■ Goal ■
Go through the records underneath and count the lines that include the string "교습비등을". Give nothing but the number.

■ Stored data ■
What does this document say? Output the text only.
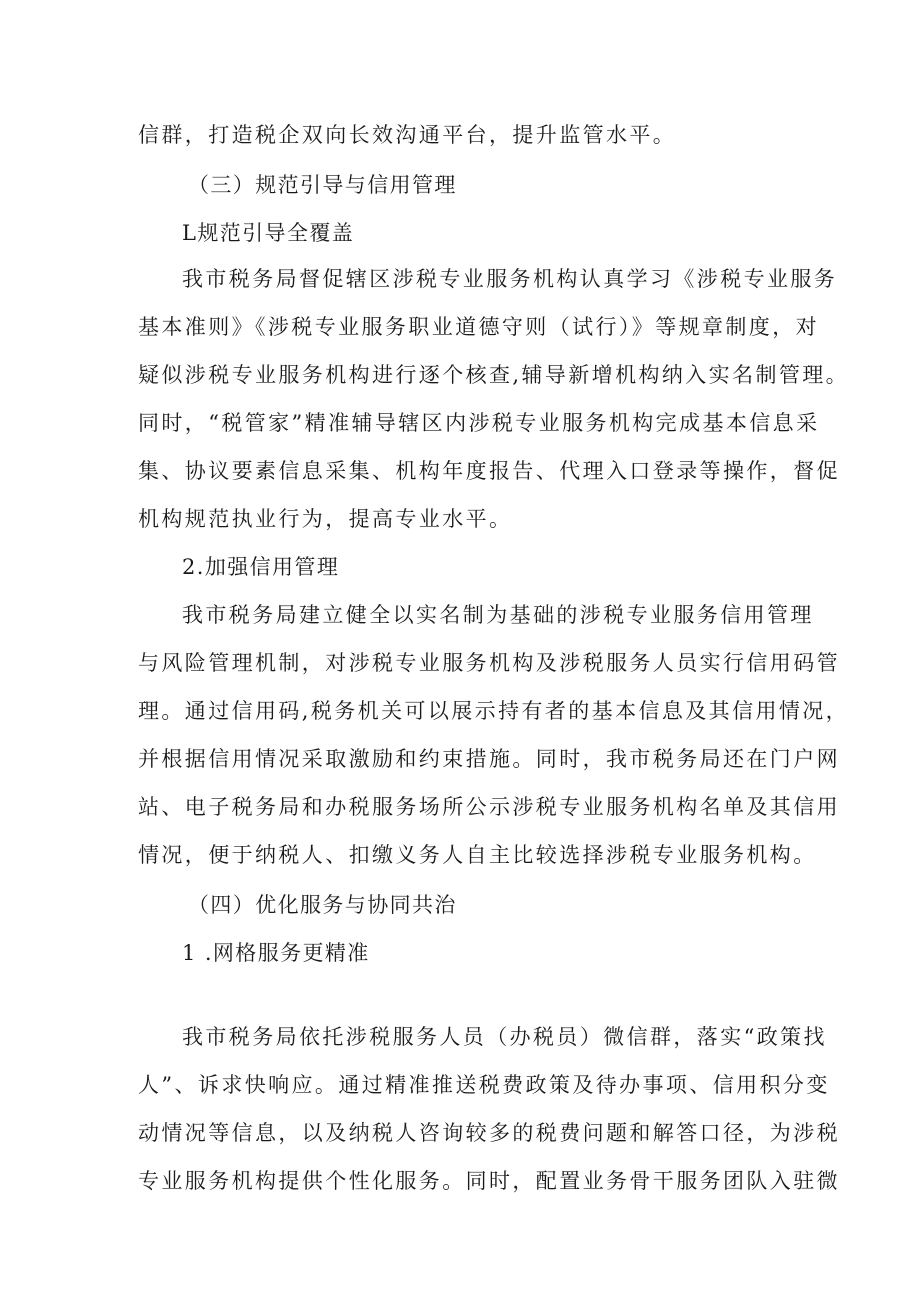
信群，打造税企双向长效沟通平台，提升监管水平。
（三）规范引导与信用管理
L规范引导全覆盖
我市税务局督促辖区涉税专业服务机构认真学习《涉税专业服务
基本准则》《涉税专业服务职业道德守则（试行）》等规章制度，对
疑似涉税专业服务机构进行逐个核查,辅导新增机构纳入实名制管理。
同时，“税管家”精准辅导辖区内涉税专业服务机构完成基本信息采
集、协议要素信息采集、机构年度报告、代理入口登录等操作，督促
机构规范执业行为，提高专业水平。
2.加强信用管理
我市税务局建立健全以实名制为基础的涉税专业服务信用管理
与风险管理机制，对涉税专业服务机构及涉税服务人员实行信用码管
理。通过信用码,税务机关可以展示持有者的基本信息及其信用情况，
并根据信用情况采取激励和约束措施。同时，我市税务局还在门户网
站、电子税务局和办税服务场所公示涉税专业服务机构名单及其信用
情况，便于纳税人、扣缴义务人自主比较选择涉税专业服务机构。
（四）优化服务与协同共治
1 .网格服务更精准
我市税务局依托涉税服务人员（办税员）微信群，落实“政策找
人”、诉求快响应。通过精准推送税费政策及待办事项、信用积分变
动情况等信息，以及纳税人咨询较多的税费问题和解答口径，为涉税
专业服务机构提供个性化服务。同时，配置业务骨干服务团队入驻微
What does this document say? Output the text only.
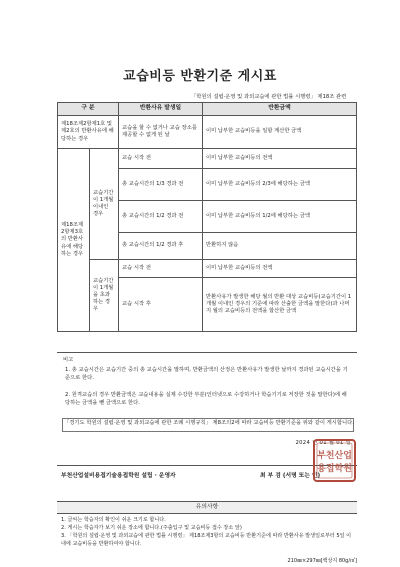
교습비등 반환기준 게시표
「학원의 설립·운영 및 과외교습에 관한 법률 시행령」 제18조 관련
구 분		반환사유 발생일	반환금액
제18조제2항제1호 및 제2호의 반환사유에 해당하는 경우		교습을 할 수 없거나 교습 장소를 제공할 수 없게 된 날	이미 납부한 교습비등을 일할 계산한 금액
제18조제2항제3호의 반환사유에 해당하는 경우	교습기간이 1개월 이내인 경우	교습 시작 전	이미 납부한 교습비등의 전액
		총 교습시간의 1/3 경과 전	이미 납부한 교습비등의 2/3에 해당하는 금액
		총 교습시간의 1/2 경과 전	이미 납부한 교습비등의 1/2에 해당하는 금액
		총 교습시간의 1/2 경과 후	반환하지 않음
	교습기간이 1개월을 초과하는 경우	교습 시작 전	이미 납부한 교습비등의 전액
		교습 시작 후	반환사유가 발생한 해당 월의 반환 대상 교습비등(교습기간이 1개월 이내인 경우의 기준에 따라 산출한 금액을 말한다)과 나머지 월의 교습비등의 전액을 합산한 금액
비고
1. 총 교습시간은 교습기간 중의 총 교습시간을 말하며, 반환금액의 산정은 반환사유가 발생한 날까지 경과된 교습시간을 기준으로 한다.
2. 원격교습의 경우 반환금액은 교습내용을 실제 수강한 부분(인터넷으로 수강하거나 학습기기로 저장한 것을 말한다)에 해당하는 금액을 뺀 금액으로 한다.
「경기도 학원의 설립·운영 및 과외교습에 관한 조례 시행규칙」 제8조의2에 따라 교습비등 반환기준을 위와 같이 게시합니다.
2024 년 01 월 01 일
부천산업설비용접기술용접학원 설립 · 운영자	최 부 검 (서명 또는 인)
부천산업
용접학원
유의사항
1. 글씨는 학습자의 확인이 쉬운 크기로 합니다.
2. 게시는 학습자가 보기 쉬운 장소에 합니다.(주출입구 및 교습비등 접수 장소 앞)
3. 「학원의 설립·운영 및 과외교습에 관한 법률 시행령」 제18조제3항의 교습비등 반환기준에 따라 반환사유 발생일로부터 5일 이내에 교습비등을 반환하여야 합니다.
210㎜×297㎜[백상지 80g/㎡]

■ Result below ■
2